● **WORK TO DO**
Every line of the listing must be reproduced as it stands. Leave the images behind.

● **DATASET CONTENT**
******************************
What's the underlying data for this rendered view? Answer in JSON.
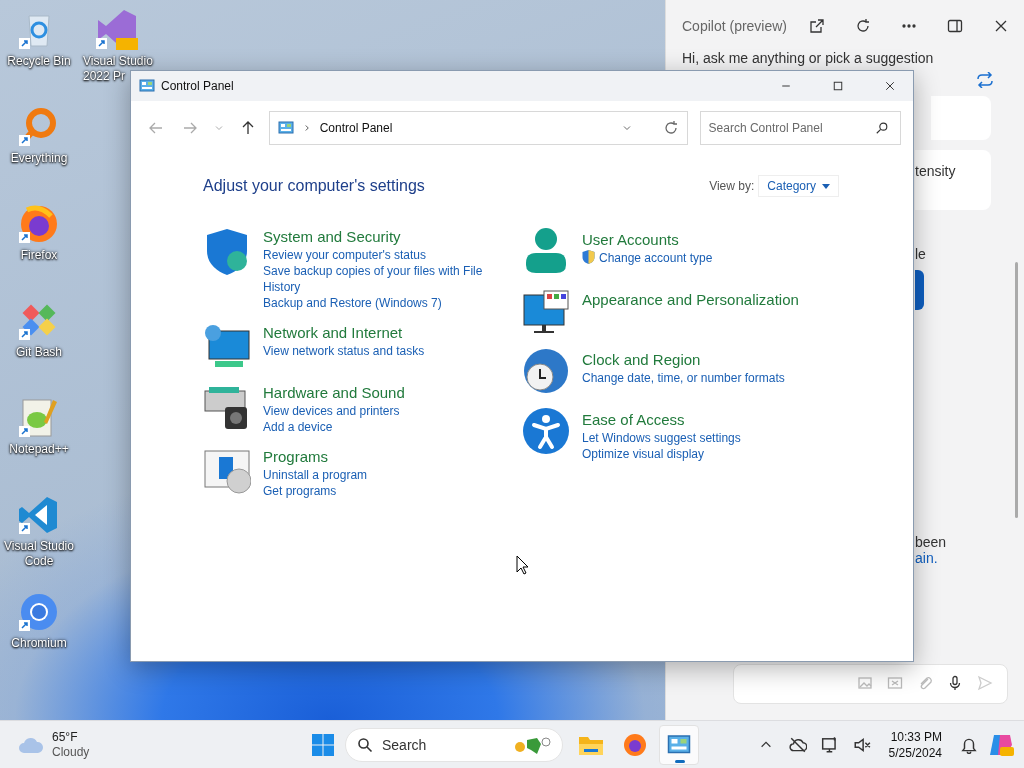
{
  "desktop": {
    "icon_columns": [
      [
        {
          "label": "Recycle Bin",
          "kind": "recycle"
        },
        {
          "label": "Everything",
          "kind": "everything"
        },
        {
          "label": "Firefox",
          "kind": "firefox"
        },
        {
          "label": "Git Bash",
          "kind": "gitbash"
        },
        {
          "label": "Notepad++",
          "kind": "notepad"
        },
        {
          "label": "Visual Studio Code",
          "kind": "vscode"
        },
        {
          "label": "Chromium",
          "kind": "chromium"
        }
      ],
      [
        {
          "label": "Visual Studio 2022 Pr",
          "kind": "vs"
        }
      ]
    ]
  },
  "copilot": {
    "title": "Copilot (preview)",
    "greeting": "Hi, ask me anything or pick a suggestion",
    "fragments": [
      "tensity",
      "le",
      "been"
    ],
    "link_fragment": "ain."
  },
  "window": {
    "title": "Control Panel",
    "address": "Control Panel",
    "search": {
      "placeholder": "Search Control Panel"
    },
    "heading": "Adjust your computer's settings",
    "view_by_label": "View by:",
    "view_by_value": "Category",
    "columns": [
      [
        {
          "kind": "security",
          "title": "System and Security",
          "links": [
            {
              "text": "Review your computer's status",
              "shield": false
            },
            {
              "text": "Save backup copies of your files with File History",
              "shield": false
            },
            {
              "text": "Backup and Restore (Windows 7)",
              "shield": false
            }
          ]
        },
        {
          "kind": "network",
          "title": "Network and Internet",
          "links": [
            {
              "text": "View network status and tasks",
              "shield": false
            }
          ]
        },
        {
          "kind": "hardware",
          "title": "Hardware and Sound",
          "links": [
            {
              "text": "View devices and printers",
              "shield": false
            },
            {
              "text": "Add a device",
              "shield": false
            }
          ]
        },
        {
          "kind": "programs",
          "title": "Programs",
          "links": [
            {
              "text": "Uninstall a program",
              "shield": false
            },
            {
              "text": "Get programs",
              "shield": false
            }
          ]
        }
      ],
      [
        {
          "kind": "user",
          "title": "User Accounts",
          "links": [
            {
              "text": "Change account type",
              "shield": true
            }
          ]
        },
        {
          "kind": "appearance",
          "title": "Appearance and Personalization"
        },
        {
          "kind": "clock",
          "title": "Clock and Region",
          "links": [
            {
              "text": "Change date, time, or number formats",
              "shield": false
            }
          ]
        },
        {
          "kind": "access",
          "title": "Ease of Access",
          "links": [
            {
              "text": "Let Windows suggest settings",
              "shield": false
            },
            {
              "text": "Optimize visual display",
              "shield": false
            }
          ]
        }
      ]
    ]
  },
  "taskbar": {
    "weather": {
      "temp": "65°F",
      "condition": "Cloudy"
    },
    "search": {
      "placeholder": "Search"
    },
    "apps": [
      {
        "kind": "explorer",
        "selected": false
      },
      {
        "kind": "firefox",
        "selected": false
      },
      {
        "kind": "controlpanel",
        "selected": true
      }
    ],
    "time": "10:33 PM",
    "date": "5/25/2024"
  }
}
******************************
● **SOLUTION TO THIS TASK**
What's the underlying data for this rendered view? Answer in JSON.
{
  "desktop": {
    "icon_columns": [
      [
        {
          "label": "Recycle Bin",
          "kind": "recycle"
        },
        {
          "label": "Everything",
          "kind": "everything"
        },
        {
          "label": "Firefox",
          "kind": "firefox"
        },
        {
          "label": "Git Bash",
          "kind": "gitbash"
        },
        {
          "label": "Notepad++",
          "kind": "notepad"
        },
        {
          "label": "Visual Studio Code",
          "kind": "vscode"
        },
        {
          "label": "Chromium",
          "kind": "chromium"
        }
      ],
      [
        {
          "label": "Visual Studio 2022 Pr",
          "kind": "vs"
        }
      ]
    ]
  },
  "copilot": {
    "title": "Copilot (preview)",
    "greeting": "Hi, ask me anything or pick a suggestion",
    "fragments": [
      "tensity",
      "le",
      "been"
    ],
    "link_fragment": "ain."
  },
  "window": {
    "title": "Control Panel",
    "address": "Control Panel",
    "search": {
      "placeholder": "Search Control Panel"
    },
    "heading": "Adjust your computer's settings",
    "view_by_label": "View by:",
    "view_by_value": "Category",
    "columns": [
      [
        {
          "kind": "security",
          "title": "System and Security",
          "links": [
            {
              "text": "Review your computer's status",
              "shield": false
            },
            {
              "text": "Save backup copies of your files with File History",
              "shield": false
            },
            {
              "text": "Backup and Restore (Windows 7)",
              "shield": false
            }
          ]
        },
        {
          "kind": "network",
          "title": "Network and Internet",
          "links": [
            {
              "text": "View network status and tasks",
              "shield": false
            }
          ]
        },
        {
          "kind": "hardware",
          "title": "Hardware and Sound",
          "links": [
            {
              "text": "View devices and printers",
              "shield": false
            },
            {
              "text": "Add a device",
              "shield": false
            }
          ]
        },
        {
          "kind": "programs",
          "title": "Programs",
          "links": [
            {
              "text": "Uninstall a program",
              "shield": false
            },
            {
              "text": "Get programs",
              "shield": false
            }
          ]
        }
      ],
      [
        {
          "kind": "user",
          "title": "User Accounts",
          "links": [
            {
              "text": "Change account type",
              "shield": true
            }
          ]
        },
        {
          "kind": "appearance",
          "title": "Appearance and Personalization"
        },
        {
          "kind": "clock",
          "title": "Clock and Region",
          "links": [
            {
              "text": "Change date, time, or number formats",
              "shield": false
            }
          ]
        },
        {
          "kind": "access",
          "title": "Ease of Access",
          "links": [
            {
              "text": "Let Windows suggest settings",
              "shield": false
            },
            {
              "text": "Optimize visual display",
              "shield": false
            }
          ]
        }
      ]
    ]
  },
  "taskbar": {
    "weather": {
      "temp": "65°F",
      "condition": "Cloudy"
    },
    "search": {
      "placeholder": "Search"
    },
    "apps": [
      {
        "kind": "explorer",
        "selected": false
      },
      {
        "kind": "firefox",
        "selected": false
      },
      {
        "kind": "controlpanel",
        "selected": true
      }
    ],
    "time": "10:33 PM",
    "date": "5/25/2024"
  }
}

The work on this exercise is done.